● **Directions**:
Your task is to repeat all of the material exactly.
START Extracted material
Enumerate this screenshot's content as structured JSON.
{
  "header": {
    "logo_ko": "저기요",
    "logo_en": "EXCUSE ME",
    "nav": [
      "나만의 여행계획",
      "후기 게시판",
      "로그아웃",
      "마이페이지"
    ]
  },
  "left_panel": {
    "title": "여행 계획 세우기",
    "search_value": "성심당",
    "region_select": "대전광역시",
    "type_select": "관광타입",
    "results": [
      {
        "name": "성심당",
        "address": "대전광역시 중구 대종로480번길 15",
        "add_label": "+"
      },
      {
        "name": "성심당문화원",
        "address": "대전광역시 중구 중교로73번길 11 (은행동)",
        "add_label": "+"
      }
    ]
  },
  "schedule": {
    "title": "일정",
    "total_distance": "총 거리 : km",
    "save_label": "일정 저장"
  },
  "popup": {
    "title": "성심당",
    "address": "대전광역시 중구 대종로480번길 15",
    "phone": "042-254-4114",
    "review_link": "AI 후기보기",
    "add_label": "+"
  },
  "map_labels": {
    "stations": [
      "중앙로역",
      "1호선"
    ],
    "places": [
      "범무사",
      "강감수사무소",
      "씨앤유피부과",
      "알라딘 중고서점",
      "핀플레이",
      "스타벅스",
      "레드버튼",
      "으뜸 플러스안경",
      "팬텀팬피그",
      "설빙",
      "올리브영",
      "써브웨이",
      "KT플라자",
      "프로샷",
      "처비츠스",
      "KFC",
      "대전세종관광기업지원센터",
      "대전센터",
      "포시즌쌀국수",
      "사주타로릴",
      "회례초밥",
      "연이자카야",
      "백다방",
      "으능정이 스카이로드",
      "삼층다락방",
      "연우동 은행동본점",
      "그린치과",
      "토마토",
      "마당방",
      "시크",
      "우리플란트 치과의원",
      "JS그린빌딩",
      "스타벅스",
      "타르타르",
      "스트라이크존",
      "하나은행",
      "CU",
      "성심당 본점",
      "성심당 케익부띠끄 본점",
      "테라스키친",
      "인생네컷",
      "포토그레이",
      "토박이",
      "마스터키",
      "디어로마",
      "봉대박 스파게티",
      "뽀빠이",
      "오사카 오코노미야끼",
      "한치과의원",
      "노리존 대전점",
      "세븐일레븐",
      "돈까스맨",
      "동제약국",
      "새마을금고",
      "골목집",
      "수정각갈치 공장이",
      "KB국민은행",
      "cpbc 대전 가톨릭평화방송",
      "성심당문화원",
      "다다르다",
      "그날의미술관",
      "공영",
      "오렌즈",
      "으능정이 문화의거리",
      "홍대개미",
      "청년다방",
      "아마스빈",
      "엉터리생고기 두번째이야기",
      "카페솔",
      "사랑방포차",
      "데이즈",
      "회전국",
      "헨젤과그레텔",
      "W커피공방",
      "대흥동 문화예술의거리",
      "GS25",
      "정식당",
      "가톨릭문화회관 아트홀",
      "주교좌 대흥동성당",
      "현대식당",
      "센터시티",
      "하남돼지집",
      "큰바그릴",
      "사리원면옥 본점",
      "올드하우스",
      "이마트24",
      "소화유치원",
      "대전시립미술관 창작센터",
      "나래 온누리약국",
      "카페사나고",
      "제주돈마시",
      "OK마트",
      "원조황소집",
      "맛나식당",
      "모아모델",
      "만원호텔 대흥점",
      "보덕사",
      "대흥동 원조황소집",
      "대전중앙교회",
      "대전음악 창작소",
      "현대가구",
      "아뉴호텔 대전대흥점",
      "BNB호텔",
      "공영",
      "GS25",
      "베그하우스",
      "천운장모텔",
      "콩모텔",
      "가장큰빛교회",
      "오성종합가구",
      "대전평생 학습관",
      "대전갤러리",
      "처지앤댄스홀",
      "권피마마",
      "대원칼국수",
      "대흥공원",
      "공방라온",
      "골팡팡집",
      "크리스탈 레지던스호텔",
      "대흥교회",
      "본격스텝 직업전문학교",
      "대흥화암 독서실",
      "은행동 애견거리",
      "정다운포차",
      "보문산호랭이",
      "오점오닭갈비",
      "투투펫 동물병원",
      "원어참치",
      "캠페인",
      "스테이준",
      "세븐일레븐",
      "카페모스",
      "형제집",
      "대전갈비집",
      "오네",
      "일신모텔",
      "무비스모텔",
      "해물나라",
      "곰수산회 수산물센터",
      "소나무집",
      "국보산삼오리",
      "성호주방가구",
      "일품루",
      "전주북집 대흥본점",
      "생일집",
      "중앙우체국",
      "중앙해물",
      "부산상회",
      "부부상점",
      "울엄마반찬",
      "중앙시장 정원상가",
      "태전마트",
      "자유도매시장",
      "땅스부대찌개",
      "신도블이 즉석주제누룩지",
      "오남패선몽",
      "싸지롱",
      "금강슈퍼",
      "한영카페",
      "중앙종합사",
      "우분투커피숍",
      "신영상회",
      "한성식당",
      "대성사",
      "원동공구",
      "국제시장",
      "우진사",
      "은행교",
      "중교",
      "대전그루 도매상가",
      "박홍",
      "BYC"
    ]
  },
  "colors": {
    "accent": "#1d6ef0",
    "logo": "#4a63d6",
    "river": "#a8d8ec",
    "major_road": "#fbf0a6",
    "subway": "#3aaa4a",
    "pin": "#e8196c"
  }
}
END Extracted material
● **Full output**:
Enumerate this screenshot's content as structured JSON.
{
  "header": {
    "logo_ko": "저기요",
    "logo_en": "EXCUSE ME",
    "nav": [
      "나만의 여행계획",
      "후기 게시판",
      "로그아웃",
      "마이페이지"
    ]
  },
  "left_panel": {
    "title": "여행 계획 세우기",
    "search_value": "성심당",
    "region_select": "대전광역시",
    "type_select": "관광타입",
    "results": [
      {
        "name": "성심당",
        "address": "대전광역시 중구 대종로480번길 15",
        "add_label": "+"
      },
      {
        "name": "성심당문화원",
        "address": "대전광역시 중구 중교로73번길 11 (은행동)",
        "add_label": "+"
      }
    ]
  },
  "schedule": {
    "title": "일정",
    "total_distance": "총 거리 : km",
    "save_label": "일정 저장"
  },
  "popup": {
    "title": "성심당",
    "address": "대전광역시 중구 대종로480번길 15",
    "phone": "042-254-4114",
    "review_link": "AI 후기보기",
    "add_label": "+"
  },
  "map_labels": {
    "stations": [
      "중앙로역",
      "1호선"
    ],
    "places": [
      "범무사",
      "강감수사무소",
      "씨앤유피부과",
      "알라딘 중고서점",
      "핀플레이",
      "스타벅스",
      "레드버튼",
      "으뜸 플러스안경",
      "팬텀팬피그",
      "설빙",
      "올리브영",
      "써브웨이",
      "KT플라자",
      "프로샷",
      "처비츠스",
      "KFC",
      "대전세종관광기업지원센터",
      "대전센터",
      "포시즌쌀국수",
      "사주타로릴",
      "회례초밥",
      "연이자카야",
      "백다방",
      "으능정이 스카이로드",
      "삼층다락방",
      "연우동 은행동본점",
      "그린치과",
      "토마토",
      "마당방",
      "시크",
      "우리플란트 치과의원",
      "JS그린빌딩",
      "스타벅스",
      "타르타르",
      "스트라이크존",
      "하나은행",
      "CU",
      "성심당 본점",
      "성심당 케익부띠끄 본점",
      "테라스키친",
      "인생네컷",
      "포토그레이",
      "토박이",
      "마스터키",
      "디어로마",
      "봉대박 스파게티",
      "뽀빠이",
      "오사카 오코노미야끼",
      "한치과의원",
      "노리존 대전점",
      "세븐일레븐",
      "돈까스맨",
      "동제약국",
      "새마을금고",
      "골목집",
      "수정각갈치 공장이",
      "KB국민은행",
      "cpbc 대전 가톨릭평화방송",
      "성심당문화원",
      "다다르다",
      "그날의미술관",
      "공영",
      "오렌즈",
      "으능정이 문화의거리",
      "홍대개미",
      "청년다방",
      "아마스빈",
      "엉터리생고기 두번째이야기",
      "카페솔",
      "사랑방포차",
      "데이즈",
      "회전국",
      "헨젤과그레텔",
      "W커피공방",
      "대흥동 문화예술의거리",
      "GS25",
      "정식당",
      "가톨릭문화회관 아트홀",
      "주교좌 대흥동성당",
      "현대식당",
      "센터시티",
      "하남돼지집",
      "큰바그릴",
      "사리원면옥 본점",
      "올드하우스",
      "이마트24",
      "소화유치원",
      "대전시립미술관 창작센터",
      "나래 온누리약국",
      "카페사나고",
      "제주돈마시",
      "OK마트",
      "원조황소집",
      "맛나식당",
      "모아모델",
      "만원호텔 대흥점",
      "보덕사",
      "대흥동 원조황소집",
      "대전중앙교회",
      "대전음악 창작소",
      "현대가구",
      "아뉴호텔 대전대흥점",
      "BNB호텔",
      "공영",
      "GS25",
      "베그하우스",
      "천운장모텔",
      "콩모텔",
      "가장큰빛교회",
      "오성종합가구",
      "대전평생 학습관",
      "대전갤러리",
      "처지앤댄스홀",
      "권피마마",
      "대원칼국수",
      "대흥공원",
      "공방라온",
      "골팡팡집",
      "크리스탈 레지던스호텔",
      "대흥교회",
      "본격스텝 직업전문학교",
      "대흥화암 독서실",
      "은행동 애견거리",
      "정다운포차",
      "보문산호랭이",
      "오점오닭갈비",
      "투투펫 동물병원",
      "원어참치",
      "캠페인",
      "스테이준",
      "세븐일레븐",
      "카페모스",
      "형제집",
      "대전갈비집",
      "오네",
      "일신모텔",
      "무비스모텔",
      "해물나라",
      "곰수산회 수산물센터",
      "소나무집",
      "국보산삼오리",
      "성호주방가구",
      "일품루",
      "전주북집 대흥본점",
      "생일집",
      "중앙우체국",
      "중앙해물",
      "부산상회",
      "부부상점",
      "울엄마반찬",
      "중앙시장 정원상가",
      "태전마트",
      "자유도매시장",
      "땅스부대찌개",
      "신도블이 즉석주제누룩지",
      "오남패선몽",
      "싸지롱",
      "금강슈퍼",
      "한영카페",
      "중앙종합사",
      "우분투커피숍",
      "신영상회",
      "한성식당",
      "대성사",
      "원동공구",
      "국제시장",
      "우진사",
      "은행교",
      "중교",
      "대전그루 도매상가",
      "박홍",
      "BYC"
    ]
  },
  "colors": {
    "accent": "#1d6ef0",
    "logo": "#4a63d6",
    "river": "#a8d8ec",
    "major_road": "#fbf0a6",
    "subway": "#3aaa4a",
    "pin": "#e8196c"
  }
}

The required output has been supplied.